The STATE of Texas, Appellant, v. Ricardo Francisco ACOSTA, Appellee.
The State charged Appellee Ricardo Francisco Acosta by information with the misdemeanor offense of driving while intoxicated. See Act of May 27, 1983, 68th Leg., R.S., ch. 303, § 3, 1983 Tex. Gen. Laws 1568, 1575 (former Tex.Rev.Civ. Stat. Ann. art. 6701l-1(b)), repealed by Act of May 29, 1993, 73rd Leg., R.S., ch. 900, § 1.15, 1993 Tex. Gen. Laws 3586, 3704. Acosta filed a motion to suppress a videotape which recorded the manner in which he performed sobriety tests at the Brazos County Jail. At a pretrial hearing, the court granted the motion in part and suppressed the audio portion of the videotape in which Acosta attempted to count backwards from thirty to one.
The State brings this interlocutory appeal from the court's suppression ruling under article 44.01(a)(5) of the Code of Criminal Procedure. Tex.Code Crim. Proc. Ann. art. 44.01(a)(5) (Vernon Supp.1997). By a single point of error, the State contends that the court erred in granting Acosta's motion to suppress.
Article 44.01(d) provides in pertinent part that the State must file a notice of appeal from an order suppressing evidence within fifteen days “after the date on which the order ․ is entered by the court.” Id. art. 44.01(d). Rule 41(b)(1) of the Rules of Appellate Procedure provides that the State must perfect its appeal by filing a notice of appeal within fifteen “days after the day ․ an appealable order is signed by the trial judge.” Tex.R.App. P. 41(b)(1).
The Court of Criminal Appeals has held that an order is “entered” for purposes of article 44.01(d) when the trial court signs it. State v. Rosenbaum, 818 S.W.2d 398, 402 (Tex.Crim.App.1991). Thus, “the timetable for [the State's] notice of appeal begins on the day of the signing of the appealable order, e.g., the order ․ suppressing evidence․” Rodarte v. State, 860 S.W.2d 108, 110 (Tex.Crim.App.1993) (italicization added).

------------------------------------------------------------------------

● **WHAT THE EXERCISE ASKS**
Can you rewrite the paragraph of the court opinion beginning "The State charged Appellee" more briefly, keeping its main facts? Rely only on the court opinion above.

------------------------------------------------------------------------

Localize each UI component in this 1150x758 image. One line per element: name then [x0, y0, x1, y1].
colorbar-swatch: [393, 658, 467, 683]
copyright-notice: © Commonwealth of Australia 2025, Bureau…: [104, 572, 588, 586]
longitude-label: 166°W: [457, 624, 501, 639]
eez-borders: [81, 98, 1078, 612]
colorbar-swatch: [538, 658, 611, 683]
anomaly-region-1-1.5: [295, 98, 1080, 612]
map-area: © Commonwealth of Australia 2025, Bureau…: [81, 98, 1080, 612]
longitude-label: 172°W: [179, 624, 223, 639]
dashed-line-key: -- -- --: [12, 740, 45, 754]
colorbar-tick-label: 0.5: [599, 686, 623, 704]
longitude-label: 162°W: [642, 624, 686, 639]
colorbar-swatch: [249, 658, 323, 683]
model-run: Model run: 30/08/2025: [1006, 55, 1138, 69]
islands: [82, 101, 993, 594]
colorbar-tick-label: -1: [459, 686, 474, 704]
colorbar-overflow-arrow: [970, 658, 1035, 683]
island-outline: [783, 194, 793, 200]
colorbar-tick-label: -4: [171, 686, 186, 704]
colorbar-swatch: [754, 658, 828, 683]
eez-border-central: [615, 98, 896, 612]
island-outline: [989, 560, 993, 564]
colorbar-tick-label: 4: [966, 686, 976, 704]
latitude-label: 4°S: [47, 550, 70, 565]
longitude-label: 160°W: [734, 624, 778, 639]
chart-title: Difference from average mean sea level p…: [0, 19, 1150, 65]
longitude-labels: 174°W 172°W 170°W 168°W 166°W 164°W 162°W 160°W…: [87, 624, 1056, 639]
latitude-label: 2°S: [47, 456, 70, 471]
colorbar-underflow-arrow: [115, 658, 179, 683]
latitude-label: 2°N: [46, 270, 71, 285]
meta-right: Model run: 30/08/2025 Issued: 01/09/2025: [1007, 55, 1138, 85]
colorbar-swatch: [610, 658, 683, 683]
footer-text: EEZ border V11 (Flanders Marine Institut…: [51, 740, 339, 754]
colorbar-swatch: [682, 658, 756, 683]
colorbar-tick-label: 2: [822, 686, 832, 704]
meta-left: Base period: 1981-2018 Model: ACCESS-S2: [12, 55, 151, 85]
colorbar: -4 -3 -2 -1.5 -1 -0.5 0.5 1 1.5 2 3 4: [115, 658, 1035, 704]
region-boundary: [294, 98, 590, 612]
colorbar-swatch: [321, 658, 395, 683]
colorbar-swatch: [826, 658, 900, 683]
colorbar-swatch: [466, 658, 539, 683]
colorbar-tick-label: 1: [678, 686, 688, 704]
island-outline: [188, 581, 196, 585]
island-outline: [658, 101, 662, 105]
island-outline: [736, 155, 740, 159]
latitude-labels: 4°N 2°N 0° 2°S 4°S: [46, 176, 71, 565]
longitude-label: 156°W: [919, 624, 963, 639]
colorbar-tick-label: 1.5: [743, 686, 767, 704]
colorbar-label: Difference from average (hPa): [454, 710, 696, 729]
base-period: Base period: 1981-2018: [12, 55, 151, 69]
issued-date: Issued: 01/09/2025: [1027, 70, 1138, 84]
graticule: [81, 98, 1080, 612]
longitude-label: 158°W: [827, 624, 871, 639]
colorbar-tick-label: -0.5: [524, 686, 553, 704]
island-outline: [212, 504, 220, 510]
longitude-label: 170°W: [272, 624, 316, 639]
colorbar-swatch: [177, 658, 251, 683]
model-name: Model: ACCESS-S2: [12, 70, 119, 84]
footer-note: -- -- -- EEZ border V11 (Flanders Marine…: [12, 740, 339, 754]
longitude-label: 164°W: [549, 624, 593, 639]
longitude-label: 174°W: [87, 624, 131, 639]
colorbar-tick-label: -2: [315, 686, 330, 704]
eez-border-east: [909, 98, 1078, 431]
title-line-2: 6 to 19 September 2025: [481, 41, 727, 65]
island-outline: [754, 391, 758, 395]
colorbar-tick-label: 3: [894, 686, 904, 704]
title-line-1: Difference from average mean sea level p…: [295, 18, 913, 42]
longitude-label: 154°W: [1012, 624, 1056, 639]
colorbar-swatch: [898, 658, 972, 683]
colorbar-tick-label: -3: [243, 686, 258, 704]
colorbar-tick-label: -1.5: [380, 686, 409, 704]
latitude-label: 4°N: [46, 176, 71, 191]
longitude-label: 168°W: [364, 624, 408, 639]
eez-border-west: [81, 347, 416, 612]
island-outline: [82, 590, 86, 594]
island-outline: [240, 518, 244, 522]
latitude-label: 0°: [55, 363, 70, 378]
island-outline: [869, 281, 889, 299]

------------------------------------------------------------------------

● **RESPONSE TO THE TASK**
The State charged Ricardo Francisco Acosta by information with misdemeanor driving while intoxicated. Acosta moved to suppress a videotape of his sobriety tests at the Brazos County Jail. After a pretrial hearing, the court granted the motion in part, suppressing the audio portion in which he tried to count backwards from thirty to one.